• To do: Below is a set of records; restate each one word for word.

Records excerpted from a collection

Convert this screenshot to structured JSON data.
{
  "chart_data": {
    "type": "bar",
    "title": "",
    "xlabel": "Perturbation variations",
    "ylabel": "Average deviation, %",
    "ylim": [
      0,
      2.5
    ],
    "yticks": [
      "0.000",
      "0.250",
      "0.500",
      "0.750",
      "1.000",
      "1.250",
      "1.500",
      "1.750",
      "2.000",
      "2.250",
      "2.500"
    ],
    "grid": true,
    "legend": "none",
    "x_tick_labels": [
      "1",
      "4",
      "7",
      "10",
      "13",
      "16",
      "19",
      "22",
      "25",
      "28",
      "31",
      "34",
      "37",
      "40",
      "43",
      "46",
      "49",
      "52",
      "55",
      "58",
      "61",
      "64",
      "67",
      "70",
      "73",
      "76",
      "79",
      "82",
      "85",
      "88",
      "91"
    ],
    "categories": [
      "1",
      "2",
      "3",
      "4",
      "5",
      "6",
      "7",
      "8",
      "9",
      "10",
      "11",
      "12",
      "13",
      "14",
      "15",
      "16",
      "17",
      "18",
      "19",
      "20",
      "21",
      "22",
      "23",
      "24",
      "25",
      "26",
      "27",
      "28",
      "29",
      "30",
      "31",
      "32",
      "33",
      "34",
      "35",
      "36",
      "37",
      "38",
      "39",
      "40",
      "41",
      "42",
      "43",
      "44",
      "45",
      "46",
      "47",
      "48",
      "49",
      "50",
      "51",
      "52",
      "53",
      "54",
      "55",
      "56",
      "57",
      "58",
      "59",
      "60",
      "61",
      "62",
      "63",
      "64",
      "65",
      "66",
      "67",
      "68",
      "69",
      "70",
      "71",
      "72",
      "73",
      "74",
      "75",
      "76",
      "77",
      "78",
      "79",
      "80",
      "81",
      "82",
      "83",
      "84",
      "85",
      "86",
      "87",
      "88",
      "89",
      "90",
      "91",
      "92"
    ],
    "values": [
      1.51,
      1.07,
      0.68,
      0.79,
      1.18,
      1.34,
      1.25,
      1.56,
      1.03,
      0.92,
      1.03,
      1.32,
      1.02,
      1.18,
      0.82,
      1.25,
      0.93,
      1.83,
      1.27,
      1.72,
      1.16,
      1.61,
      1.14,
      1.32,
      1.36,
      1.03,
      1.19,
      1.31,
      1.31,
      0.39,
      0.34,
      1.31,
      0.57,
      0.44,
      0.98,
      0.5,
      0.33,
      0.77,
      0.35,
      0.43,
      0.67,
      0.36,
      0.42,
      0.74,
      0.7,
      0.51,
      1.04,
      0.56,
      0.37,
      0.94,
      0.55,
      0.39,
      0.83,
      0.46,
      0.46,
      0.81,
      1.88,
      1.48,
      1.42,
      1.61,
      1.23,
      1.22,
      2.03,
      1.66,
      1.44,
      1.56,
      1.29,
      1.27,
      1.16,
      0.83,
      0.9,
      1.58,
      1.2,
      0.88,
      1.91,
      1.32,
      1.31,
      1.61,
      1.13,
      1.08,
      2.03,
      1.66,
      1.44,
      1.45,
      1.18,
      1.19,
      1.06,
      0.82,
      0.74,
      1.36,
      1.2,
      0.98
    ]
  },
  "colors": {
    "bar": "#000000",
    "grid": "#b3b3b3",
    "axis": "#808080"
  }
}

• Task response:
Convert this screenshot to structured JSON data.
{
  "chart_data": {
    "type": "bar",
    "title": "",
    "xlabel": "Perturbation variations",
    "ylabel": "Average deviation, %",
    "ylim": [
      0,
      2.5
    ],
    "yticks": [
      "0.000",
      "0.250",
      "0.500",
      "0.750",
      "1.000",
      "1.250",
      "1.500",
      "1.750",
      "2.000",
      "2.250",
      "2.500"
    ],
    "grid": true,
    "legend": "none",
    "x_tick_labels": [
      "1",
      "4",
      "7",
      "10",
      "13",
      "16",
      "19",
      "22",
      "25",
      "28",
      "31",
      "34",
      "37",
      "40",
      "43",
      "46",
      "49",
      "52",
      "55",
      "58",
      "61",
      "64",
      "67",
      "70",
      "73",
      "76",
      "79",
      "82",
      "85",
      "88",
      "91"
    ],
    "categories": [
      "1",
      "2",
      "3",
      "4",
      "5",
      "6",
      "7",
      "8",
      "9",
      "10",
      "11",
      "12",
      "13",
      "14",
      "15",
      "16",
      "17",
      "18",
      "19",
      "20",
      "21",
      "22",
      "23",
      "24",
      "25",
      "26",
      "27",
      "28",
      "29",
      "30",
      "31",
      "32",
      "33",
      "34",
      "35",
      "36",
      "37",
      "38",
      "39",
      "40",
      "41",
      "42",
      "43",
      "44",
      "45",
      "46",
      "47",
      "48",
      "49",
      "50",
      "51",
      "52",
      "53",
      "54",
      "55",
      "56",
      "57",
      "58",
      "59",
      "60",
      "61",
      "62",
      "63",
      "64",
      "65",
      "66",
      "67",
      "68",
      "69",
      "70",
      "71",
      "72",
      "73",
      "74",
      "75",
      "76",
      "77",
      "78",
      "79",
      "80",
      "81",
      "82",
      "83",
      "84",
      "85",
      "86",
      "87",
      "88",
      "89",
      "90",
      "91",
      "92"
    ],
    "values": [
      1.51,
      1.07,
      0.68,
      0.79,
      1.18,
      1.34,
      1.25,
      1.56,
      1.03,
      0.92,
      1.03,
      1.32,
      1.02,
      1.18,
      0.82,
      1.25,
      0.93,
      1.83,
      1.27,
      1.72,
      1.16,
      1.61,
      1.14,
      1.32,
      1.36,
      1.03,
      1.19,
      1.31,
      1.31,
      0.39,
      0.34,
      1.31,
      0.57,
      0.44,
      0.98,
      0.5,
      0.33,
      0.77,
      0.35,
      0.43,
      0.67,
      0.36,
      0.42,
      0.74,
      0.7,
      0.51,
      1.04,
      0.56,
      0.37,
      0.94,
      0.55,
      0.39,
      0.83,
      0.46,
      0.46,
      0.81,
      1.88,
      1.48,
      1.42,
      1.61,
      1.23,
      1.22,
      2.03,
      1.66,
      1.44,
      1.56,
      1.29,
      1.27,
      1.16,
      0.83,
      0.9,
      1.58,
      1.2,
      0.88,
      1.91,
      1.32,
      1.31,
      1.61,
      1.13,
      1.08,
      2.03,
      1.66,
      1.44,
      1.45,
      1.18,
      1.19,
      1.06,
      0.82,
      0.74,
      1.36,
      1.2,
      0.98
    ]
  },
  "colors": {
    "bar": "#000000",
    "grid": "#b3b3b3",
    "axis": "#808080"
  }
}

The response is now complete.